___ RECORD LIST
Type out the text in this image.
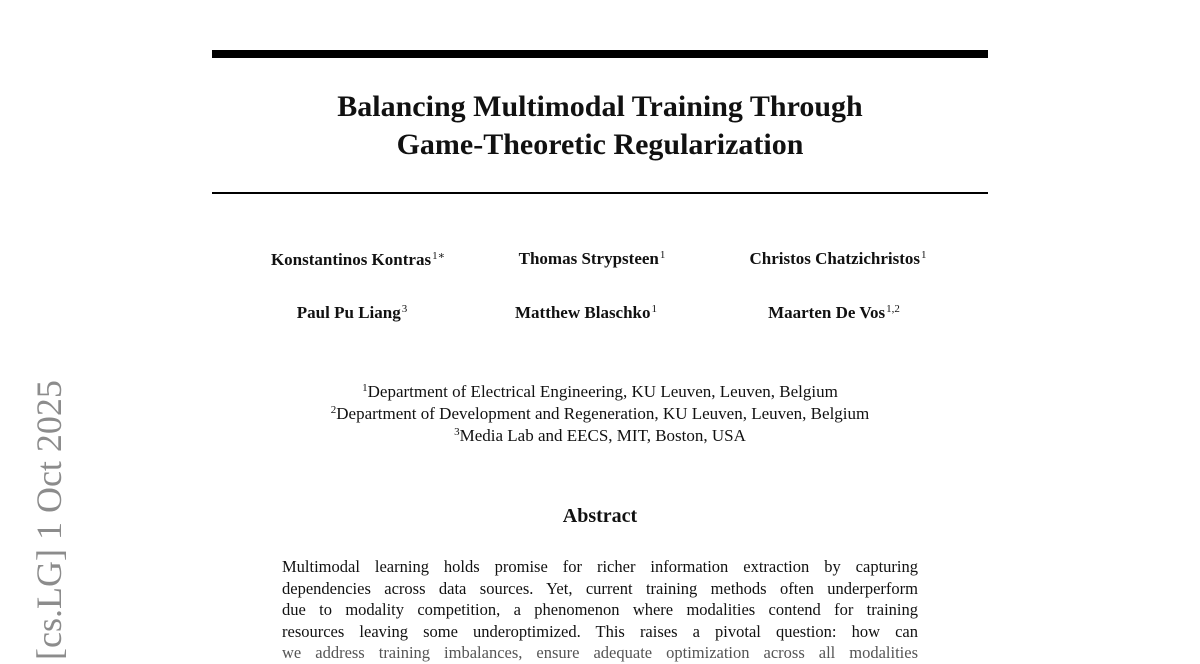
Balancing Multimodal Training Through
Game-Theoretic Regularization
Konstantinos Kontras$^{1∗}$	Thomas Strypsteen$^1$	Christos Chatzichristos$^1$
Paul Pu Liang$^3$	Matthew Blaschko$^1$	Maarten De Vos$^{1,2}$
$^1$Department of Electrical Engineering, KU Leuven, Leuven, Belgium
$^2$Department of Development and Regeneration, KU Leuven, Leuven, Belgium
$^3$Media Lab and EECS, MIT, Boston, USA
Abstract
Multimodal learning holds promise for richer information extraction by capturing
dependencies across data sources. Yet, current training methods often underperform
due to modality competition, a phenomenon where modalities contend for training
resources leaving some underoptimized. This raises a pivotal question: how can
we address training imbalances, ensure adequate optimization across all modalities
[cs.LG] 1 Oct 2025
______
CHALLENGE
Copy out the lines that hold "Department".

EXPECTED ANSWER
$^1$Department of Electrical Engineering, KU Leuven, Leuven, Belgium
$^2$Department of Development and Regeneration, KU Leuven, Leuven, Belgium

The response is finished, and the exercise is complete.